Find each line holding the word "итого" and give the total alone.

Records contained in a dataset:
━━━━━━━━

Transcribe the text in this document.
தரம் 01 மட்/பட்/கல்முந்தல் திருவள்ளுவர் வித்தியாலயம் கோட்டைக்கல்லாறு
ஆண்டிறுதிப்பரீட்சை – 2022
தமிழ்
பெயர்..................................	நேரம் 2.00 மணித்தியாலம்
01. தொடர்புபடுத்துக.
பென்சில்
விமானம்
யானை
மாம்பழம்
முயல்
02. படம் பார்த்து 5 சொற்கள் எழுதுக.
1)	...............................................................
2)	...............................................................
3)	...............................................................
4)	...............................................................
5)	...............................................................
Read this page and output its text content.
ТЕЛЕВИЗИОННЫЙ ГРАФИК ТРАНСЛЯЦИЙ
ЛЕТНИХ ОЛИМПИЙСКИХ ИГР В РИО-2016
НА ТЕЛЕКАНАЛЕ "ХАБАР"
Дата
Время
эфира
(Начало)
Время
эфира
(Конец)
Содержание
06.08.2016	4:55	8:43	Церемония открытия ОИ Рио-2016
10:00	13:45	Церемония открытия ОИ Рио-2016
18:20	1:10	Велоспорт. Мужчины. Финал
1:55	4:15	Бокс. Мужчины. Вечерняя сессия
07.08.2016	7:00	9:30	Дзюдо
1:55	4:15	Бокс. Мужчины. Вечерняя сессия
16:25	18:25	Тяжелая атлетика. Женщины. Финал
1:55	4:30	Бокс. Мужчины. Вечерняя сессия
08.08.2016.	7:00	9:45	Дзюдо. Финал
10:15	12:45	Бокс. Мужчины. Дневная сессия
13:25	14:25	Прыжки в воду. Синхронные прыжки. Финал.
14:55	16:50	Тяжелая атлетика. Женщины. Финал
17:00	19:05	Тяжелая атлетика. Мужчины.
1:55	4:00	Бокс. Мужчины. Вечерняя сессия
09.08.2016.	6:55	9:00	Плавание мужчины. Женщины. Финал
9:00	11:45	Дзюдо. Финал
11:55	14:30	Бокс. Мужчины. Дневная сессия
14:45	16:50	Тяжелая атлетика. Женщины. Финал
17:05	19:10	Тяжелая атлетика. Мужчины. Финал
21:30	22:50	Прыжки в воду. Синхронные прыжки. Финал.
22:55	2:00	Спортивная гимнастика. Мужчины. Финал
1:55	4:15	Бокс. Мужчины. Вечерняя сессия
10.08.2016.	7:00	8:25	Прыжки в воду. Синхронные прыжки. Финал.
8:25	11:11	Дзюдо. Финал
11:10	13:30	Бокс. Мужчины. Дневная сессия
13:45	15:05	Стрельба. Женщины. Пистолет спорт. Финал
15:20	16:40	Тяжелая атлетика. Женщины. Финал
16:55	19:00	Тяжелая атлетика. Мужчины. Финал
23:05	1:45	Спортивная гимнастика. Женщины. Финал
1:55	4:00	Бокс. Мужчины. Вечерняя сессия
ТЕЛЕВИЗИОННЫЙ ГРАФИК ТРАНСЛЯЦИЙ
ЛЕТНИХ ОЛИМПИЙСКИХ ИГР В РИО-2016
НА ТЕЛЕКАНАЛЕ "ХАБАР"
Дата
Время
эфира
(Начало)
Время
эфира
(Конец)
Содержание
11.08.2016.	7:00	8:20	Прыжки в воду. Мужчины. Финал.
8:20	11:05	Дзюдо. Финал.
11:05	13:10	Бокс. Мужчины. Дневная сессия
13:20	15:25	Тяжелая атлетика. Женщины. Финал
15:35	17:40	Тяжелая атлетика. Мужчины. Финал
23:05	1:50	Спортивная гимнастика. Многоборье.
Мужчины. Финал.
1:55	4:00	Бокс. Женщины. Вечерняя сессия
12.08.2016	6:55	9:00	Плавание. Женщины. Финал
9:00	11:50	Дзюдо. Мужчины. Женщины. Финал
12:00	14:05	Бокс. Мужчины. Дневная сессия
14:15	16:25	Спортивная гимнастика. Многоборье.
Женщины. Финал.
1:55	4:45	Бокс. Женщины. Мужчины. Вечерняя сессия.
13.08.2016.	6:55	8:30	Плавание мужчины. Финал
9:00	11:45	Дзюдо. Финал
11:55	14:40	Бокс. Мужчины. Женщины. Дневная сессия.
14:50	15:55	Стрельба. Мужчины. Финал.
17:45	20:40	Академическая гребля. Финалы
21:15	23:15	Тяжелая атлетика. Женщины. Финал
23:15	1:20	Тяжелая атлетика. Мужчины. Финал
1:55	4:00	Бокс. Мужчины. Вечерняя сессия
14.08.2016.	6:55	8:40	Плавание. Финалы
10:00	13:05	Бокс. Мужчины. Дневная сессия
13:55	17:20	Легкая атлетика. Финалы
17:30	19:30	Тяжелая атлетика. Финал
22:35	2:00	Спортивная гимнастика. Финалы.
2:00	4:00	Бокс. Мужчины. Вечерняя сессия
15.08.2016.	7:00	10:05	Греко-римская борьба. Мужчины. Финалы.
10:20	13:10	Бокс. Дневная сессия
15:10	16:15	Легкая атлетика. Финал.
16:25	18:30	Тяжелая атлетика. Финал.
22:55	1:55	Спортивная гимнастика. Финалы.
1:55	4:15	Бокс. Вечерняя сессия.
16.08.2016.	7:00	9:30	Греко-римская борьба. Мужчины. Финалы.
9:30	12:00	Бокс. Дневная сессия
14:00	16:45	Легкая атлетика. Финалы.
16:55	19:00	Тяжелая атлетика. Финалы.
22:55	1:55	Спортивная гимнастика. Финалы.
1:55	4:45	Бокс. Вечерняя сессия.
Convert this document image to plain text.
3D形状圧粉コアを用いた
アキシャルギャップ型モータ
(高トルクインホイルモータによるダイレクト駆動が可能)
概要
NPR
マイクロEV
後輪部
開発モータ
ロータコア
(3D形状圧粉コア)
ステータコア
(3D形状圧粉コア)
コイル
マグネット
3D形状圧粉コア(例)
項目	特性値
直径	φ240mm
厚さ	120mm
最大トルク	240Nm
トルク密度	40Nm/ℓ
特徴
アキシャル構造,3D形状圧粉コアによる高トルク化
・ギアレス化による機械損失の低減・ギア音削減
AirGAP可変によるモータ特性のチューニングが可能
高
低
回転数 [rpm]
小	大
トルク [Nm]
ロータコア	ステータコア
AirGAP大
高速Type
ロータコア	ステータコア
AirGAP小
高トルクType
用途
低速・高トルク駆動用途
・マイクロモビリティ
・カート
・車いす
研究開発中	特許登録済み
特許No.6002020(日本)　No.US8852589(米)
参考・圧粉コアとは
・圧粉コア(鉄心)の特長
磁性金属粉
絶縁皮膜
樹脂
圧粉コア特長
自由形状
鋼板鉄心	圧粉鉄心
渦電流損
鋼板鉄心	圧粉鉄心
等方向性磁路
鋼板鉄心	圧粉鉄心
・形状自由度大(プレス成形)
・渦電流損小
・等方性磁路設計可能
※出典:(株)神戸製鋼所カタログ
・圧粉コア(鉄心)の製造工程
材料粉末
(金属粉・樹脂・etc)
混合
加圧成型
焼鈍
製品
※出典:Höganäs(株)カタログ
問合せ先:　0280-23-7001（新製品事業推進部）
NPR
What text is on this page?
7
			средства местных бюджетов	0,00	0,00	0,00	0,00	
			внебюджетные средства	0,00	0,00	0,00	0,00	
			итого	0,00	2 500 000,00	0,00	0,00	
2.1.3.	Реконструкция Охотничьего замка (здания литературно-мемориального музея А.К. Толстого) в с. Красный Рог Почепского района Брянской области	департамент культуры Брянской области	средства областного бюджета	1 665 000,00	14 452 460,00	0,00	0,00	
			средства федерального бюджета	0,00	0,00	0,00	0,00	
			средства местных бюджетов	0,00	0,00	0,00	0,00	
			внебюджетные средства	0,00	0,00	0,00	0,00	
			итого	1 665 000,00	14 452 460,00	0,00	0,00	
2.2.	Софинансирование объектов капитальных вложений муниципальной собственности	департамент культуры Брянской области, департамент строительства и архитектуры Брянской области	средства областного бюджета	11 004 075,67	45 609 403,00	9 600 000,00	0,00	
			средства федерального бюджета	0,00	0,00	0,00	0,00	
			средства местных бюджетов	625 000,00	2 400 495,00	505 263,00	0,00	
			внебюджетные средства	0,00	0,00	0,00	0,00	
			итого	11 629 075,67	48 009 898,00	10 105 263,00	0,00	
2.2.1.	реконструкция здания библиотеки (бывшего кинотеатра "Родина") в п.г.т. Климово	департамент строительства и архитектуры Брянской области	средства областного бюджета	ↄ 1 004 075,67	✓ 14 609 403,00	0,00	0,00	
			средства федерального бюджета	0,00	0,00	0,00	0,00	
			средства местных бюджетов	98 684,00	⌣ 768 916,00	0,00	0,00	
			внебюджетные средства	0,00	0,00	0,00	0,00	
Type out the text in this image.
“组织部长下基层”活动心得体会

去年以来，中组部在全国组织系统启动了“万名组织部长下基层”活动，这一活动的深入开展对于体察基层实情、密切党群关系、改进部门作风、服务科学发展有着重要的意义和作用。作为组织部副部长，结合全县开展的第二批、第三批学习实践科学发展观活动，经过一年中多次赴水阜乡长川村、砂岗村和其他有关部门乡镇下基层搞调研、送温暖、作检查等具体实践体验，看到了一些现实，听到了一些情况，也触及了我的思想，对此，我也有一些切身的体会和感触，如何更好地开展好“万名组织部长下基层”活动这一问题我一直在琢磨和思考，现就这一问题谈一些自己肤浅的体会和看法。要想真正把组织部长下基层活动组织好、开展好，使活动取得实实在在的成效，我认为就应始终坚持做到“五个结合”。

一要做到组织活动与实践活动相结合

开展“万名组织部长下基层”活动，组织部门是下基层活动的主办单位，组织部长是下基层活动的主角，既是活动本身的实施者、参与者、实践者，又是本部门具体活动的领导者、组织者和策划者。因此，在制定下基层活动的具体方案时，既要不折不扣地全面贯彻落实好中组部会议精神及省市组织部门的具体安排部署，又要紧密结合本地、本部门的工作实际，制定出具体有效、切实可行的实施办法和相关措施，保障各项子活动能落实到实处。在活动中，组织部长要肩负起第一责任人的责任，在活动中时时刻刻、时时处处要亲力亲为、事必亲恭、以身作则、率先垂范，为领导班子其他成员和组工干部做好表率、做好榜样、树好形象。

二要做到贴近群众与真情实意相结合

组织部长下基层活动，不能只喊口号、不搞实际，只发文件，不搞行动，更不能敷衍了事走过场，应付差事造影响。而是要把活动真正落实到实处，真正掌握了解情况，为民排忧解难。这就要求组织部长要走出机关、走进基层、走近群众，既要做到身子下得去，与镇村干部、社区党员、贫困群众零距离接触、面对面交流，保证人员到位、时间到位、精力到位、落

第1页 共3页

━━━━━━━━

■ Response to this exercise ■
3